#### [OBJECTIVE]
Find the word "this" in the listing; pull out each line holding it.

(Records from a data collection)
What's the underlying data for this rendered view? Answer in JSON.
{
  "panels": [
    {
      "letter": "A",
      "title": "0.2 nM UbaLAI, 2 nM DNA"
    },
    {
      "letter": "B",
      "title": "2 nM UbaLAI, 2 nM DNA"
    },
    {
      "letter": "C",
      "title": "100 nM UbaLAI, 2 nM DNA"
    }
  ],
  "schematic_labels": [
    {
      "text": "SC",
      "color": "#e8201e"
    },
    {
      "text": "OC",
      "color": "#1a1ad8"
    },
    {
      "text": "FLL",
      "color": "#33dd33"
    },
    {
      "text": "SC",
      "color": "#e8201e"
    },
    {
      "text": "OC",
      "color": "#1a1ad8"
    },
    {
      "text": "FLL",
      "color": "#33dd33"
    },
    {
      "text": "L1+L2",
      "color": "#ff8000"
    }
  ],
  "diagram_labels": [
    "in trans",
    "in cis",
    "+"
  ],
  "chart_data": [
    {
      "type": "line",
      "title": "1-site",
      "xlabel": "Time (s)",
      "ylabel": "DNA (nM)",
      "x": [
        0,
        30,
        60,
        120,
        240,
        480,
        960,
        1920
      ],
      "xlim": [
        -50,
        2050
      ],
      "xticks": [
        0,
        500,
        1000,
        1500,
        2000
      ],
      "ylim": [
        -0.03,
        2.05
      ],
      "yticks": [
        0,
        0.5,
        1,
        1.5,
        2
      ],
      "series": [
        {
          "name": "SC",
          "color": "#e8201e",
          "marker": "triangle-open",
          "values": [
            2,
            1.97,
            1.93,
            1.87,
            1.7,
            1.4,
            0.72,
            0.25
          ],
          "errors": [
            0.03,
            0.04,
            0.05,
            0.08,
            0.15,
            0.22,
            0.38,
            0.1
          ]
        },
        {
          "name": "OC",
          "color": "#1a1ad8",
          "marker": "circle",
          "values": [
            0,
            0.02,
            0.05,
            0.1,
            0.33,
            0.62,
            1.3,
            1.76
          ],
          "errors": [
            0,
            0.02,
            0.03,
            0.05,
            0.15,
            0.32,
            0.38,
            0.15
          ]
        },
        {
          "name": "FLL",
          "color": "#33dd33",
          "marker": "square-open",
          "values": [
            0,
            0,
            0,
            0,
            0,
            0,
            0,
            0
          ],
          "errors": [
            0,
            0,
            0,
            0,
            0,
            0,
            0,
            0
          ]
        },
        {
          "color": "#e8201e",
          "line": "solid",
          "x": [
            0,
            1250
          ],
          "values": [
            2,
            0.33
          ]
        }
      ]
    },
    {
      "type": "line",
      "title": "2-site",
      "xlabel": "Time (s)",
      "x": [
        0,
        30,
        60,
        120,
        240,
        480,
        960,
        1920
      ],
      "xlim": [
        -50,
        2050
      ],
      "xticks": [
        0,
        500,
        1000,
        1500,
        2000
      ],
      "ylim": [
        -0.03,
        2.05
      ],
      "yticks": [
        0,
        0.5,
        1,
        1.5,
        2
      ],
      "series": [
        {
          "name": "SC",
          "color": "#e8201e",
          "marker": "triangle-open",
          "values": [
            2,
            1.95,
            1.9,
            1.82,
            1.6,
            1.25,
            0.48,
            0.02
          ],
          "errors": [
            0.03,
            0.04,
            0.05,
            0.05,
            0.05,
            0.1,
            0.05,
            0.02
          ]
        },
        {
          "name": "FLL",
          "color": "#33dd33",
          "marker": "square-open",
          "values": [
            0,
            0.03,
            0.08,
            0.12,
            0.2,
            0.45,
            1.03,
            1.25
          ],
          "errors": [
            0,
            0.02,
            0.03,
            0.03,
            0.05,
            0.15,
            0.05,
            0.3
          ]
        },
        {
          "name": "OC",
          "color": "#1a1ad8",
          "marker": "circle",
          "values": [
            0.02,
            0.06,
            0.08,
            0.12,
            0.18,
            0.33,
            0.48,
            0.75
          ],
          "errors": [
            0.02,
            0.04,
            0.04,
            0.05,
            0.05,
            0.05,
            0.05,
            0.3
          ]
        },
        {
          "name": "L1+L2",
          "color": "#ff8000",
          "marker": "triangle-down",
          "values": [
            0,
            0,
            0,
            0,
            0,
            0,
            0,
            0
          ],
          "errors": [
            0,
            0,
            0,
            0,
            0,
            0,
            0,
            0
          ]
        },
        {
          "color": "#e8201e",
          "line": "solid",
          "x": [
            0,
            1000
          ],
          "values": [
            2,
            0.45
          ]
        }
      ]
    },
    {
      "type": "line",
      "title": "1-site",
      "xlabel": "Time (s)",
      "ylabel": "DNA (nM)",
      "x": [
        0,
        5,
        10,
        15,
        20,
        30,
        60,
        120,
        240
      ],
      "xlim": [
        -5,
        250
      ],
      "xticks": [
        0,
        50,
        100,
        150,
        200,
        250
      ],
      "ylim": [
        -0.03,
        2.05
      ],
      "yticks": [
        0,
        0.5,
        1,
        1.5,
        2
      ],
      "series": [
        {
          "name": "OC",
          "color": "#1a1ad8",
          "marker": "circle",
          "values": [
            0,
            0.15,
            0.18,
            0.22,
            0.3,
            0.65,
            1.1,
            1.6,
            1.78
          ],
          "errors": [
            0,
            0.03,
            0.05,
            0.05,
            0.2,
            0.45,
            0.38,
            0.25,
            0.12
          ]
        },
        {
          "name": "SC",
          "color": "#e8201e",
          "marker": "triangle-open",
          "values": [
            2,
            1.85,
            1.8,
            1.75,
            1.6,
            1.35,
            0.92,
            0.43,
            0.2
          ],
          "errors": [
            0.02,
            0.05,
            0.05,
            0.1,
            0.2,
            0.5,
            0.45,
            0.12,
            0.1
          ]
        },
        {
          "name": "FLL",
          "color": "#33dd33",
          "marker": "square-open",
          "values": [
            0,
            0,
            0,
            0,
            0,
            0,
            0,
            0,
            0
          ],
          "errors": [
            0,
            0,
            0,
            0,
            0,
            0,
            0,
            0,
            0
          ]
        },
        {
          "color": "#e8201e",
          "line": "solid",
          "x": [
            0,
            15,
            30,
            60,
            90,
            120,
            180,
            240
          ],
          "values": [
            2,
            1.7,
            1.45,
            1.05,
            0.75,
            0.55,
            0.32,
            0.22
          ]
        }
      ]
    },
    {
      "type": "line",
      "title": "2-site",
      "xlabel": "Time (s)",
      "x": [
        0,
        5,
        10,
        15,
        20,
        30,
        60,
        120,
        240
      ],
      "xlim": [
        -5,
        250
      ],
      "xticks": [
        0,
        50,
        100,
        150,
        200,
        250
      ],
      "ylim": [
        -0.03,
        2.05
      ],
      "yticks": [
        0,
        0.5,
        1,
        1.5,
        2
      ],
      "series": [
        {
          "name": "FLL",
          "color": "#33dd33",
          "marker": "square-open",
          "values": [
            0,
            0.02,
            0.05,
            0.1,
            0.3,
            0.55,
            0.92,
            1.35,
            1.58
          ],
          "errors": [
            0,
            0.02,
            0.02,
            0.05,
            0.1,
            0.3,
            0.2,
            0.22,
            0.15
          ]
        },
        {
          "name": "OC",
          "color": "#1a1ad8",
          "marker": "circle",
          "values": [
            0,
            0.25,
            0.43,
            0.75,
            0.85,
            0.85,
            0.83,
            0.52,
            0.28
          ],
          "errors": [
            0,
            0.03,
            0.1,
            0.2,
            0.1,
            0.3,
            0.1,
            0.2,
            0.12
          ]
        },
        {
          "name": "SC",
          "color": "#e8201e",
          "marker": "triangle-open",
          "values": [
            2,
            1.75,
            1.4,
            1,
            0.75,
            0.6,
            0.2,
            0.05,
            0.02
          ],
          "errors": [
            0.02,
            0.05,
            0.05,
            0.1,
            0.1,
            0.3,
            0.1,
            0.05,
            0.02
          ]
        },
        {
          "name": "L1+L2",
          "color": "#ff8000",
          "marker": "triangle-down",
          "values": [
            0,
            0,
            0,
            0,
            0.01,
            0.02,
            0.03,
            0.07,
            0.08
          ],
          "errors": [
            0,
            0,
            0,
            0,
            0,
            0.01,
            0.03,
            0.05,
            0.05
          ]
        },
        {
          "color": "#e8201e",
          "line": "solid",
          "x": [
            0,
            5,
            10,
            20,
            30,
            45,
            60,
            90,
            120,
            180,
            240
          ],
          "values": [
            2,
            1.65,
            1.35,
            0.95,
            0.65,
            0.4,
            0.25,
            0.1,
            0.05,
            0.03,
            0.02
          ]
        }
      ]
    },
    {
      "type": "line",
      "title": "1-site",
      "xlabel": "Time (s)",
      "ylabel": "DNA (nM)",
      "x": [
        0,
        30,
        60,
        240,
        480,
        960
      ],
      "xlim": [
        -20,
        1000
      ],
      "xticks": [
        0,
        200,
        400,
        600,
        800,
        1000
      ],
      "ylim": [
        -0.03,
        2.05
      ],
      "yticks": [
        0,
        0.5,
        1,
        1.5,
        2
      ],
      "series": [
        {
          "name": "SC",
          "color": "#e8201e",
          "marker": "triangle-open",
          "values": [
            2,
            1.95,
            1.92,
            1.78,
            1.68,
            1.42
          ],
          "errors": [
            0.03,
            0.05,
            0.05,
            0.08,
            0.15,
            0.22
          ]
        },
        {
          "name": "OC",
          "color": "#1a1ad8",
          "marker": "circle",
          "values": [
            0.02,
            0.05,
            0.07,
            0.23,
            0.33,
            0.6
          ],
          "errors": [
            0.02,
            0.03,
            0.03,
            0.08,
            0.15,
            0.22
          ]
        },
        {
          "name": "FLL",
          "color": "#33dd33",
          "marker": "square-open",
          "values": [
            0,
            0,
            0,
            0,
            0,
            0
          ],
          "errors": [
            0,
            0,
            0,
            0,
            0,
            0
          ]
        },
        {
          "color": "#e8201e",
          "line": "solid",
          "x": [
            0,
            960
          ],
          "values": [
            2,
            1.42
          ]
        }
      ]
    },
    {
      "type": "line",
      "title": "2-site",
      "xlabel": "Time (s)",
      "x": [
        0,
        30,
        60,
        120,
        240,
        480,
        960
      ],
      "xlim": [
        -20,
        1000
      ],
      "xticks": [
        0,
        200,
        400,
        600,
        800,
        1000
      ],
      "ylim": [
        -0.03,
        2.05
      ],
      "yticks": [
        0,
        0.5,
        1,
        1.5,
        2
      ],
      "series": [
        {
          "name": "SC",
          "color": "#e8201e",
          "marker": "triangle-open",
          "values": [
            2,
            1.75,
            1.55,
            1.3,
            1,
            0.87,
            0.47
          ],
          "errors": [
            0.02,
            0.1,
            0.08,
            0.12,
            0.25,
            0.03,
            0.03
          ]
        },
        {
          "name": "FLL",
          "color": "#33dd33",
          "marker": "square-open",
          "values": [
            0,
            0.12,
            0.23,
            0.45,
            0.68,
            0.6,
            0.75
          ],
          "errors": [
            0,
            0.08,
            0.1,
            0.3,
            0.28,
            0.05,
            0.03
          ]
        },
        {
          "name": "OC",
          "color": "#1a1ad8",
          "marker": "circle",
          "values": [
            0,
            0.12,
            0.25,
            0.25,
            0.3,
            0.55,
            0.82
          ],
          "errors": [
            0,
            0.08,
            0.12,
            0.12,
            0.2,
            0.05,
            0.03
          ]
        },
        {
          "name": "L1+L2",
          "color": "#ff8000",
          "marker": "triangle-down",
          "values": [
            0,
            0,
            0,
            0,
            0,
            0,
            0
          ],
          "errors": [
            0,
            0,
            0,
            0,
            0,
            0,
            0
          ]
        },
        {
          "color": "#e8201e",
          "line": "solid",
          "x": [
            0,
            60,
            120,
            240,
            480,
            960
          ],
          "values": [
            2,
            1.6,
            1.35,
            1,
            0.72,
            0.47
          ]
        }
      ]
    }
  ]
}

...

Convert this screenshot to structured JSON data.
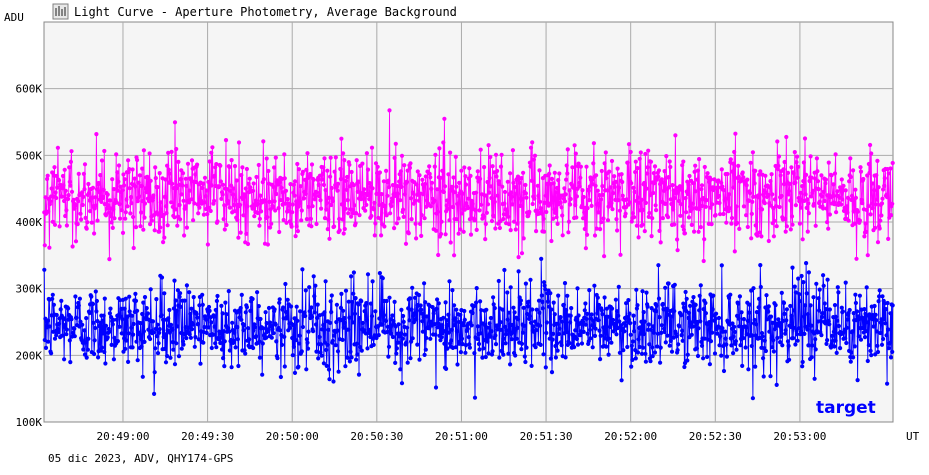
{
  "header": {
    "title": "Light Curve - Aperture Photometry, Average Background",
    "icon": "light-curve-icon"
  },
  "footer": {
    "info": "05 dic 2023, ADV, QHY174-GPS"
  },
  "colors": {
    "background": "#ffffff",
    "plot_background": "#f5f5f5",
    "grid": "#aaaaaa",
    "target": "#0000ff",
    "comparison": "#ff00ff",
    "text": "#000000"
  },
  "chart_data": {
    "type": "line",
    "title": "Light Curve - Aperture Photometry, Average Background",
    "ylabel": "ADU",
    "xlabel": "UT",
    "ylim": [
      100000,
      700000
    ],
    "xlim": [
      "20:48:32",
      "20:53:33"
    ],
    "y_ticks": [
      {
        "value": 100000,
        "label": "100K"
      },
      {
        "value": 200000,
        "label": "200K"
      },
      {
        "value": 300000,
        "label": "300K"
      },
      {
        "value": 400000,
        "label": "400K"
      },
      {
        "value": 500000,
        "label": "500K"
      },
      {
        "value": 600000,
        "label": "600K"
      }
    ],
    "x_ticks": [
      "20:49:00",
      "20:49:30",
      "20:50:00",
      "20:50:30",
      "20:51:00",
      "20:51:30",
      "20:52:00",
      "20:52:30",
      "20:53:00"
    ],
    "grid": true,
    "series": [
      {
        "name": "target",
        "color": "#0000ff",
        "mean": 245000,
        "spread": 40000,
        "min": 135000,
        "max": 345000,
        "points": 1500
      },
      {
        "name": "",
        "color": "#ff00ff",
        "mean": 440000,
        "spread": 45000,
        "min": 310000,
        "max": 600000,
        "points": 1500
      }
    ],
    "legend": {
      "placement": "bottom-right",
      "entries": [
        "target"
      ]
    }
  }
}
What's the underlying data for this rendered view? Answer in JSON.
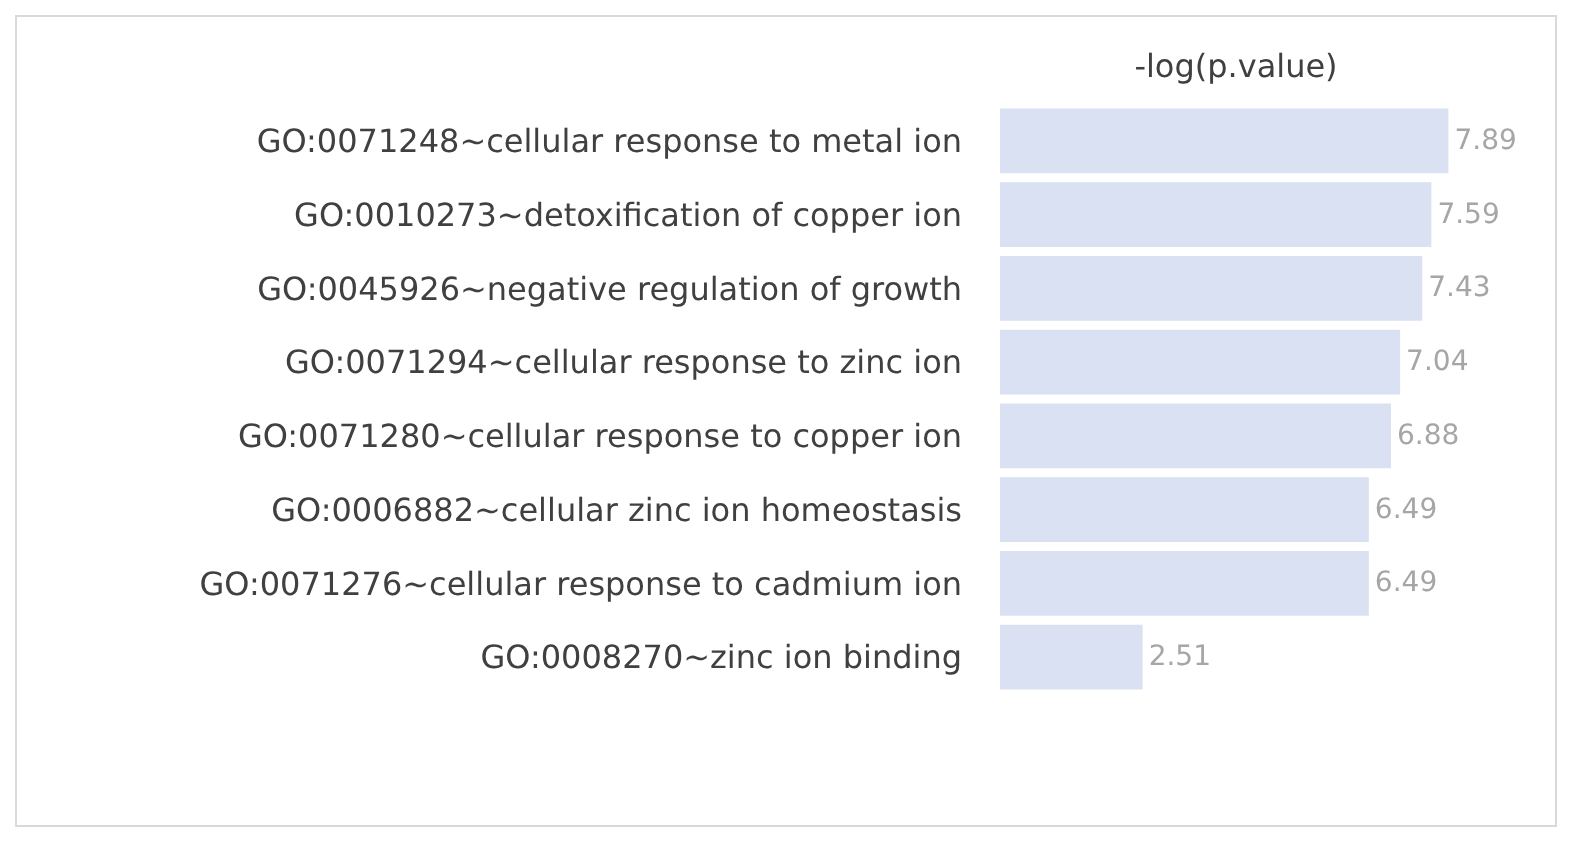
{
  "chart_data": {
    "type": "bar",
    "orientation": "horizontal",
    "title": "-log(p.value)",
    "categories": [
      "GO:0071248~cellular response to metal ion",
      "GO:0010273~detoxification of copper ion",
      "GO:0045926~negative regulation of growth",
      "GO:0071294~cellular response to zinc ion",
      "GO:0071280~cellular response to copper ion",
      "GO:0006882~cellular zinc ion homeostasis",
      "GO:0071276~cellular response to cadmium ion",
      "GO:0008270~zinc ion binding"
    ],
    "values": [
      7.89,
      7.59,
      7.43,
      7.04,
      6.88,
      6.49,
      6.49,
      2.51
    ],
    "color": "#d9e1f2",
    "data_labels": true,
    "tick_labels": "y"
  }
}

--

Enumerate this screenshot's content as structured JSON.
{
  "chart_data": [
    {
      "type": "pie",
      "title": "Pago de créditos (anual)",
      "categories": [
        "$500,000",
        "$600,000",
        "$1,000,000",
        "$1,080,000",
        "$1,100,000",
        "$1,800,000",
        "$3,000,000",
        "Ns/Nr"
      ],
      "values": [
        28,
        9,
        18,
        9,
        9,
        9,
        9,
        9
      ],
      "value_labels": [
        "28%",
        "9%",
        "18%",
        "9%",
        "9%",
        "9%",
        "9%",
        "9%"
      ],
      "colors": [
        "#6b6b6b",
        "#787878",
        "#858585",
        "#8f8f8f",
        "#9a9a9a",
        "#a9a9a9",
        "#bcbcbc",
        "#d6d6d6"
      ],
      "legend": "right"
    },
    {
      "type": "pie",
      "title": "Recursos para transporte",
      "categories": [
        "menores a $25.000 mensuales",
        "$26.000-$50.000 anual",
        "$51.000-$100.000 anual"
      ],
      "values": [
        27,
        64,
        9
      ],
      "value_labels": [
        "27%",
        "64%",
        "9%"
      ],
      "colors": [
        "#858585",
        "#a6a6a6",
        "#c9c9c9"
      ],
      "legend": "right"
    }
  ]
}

#### [REPLY TO THE TASK]
What's the underlying data for this rendered view? Answer in JSON.
Convert this screenshot to structured JSON data.
What's the underlying data for this rendered view? Answer in JSON.
Enumerate this screenshot's content as structured JSON.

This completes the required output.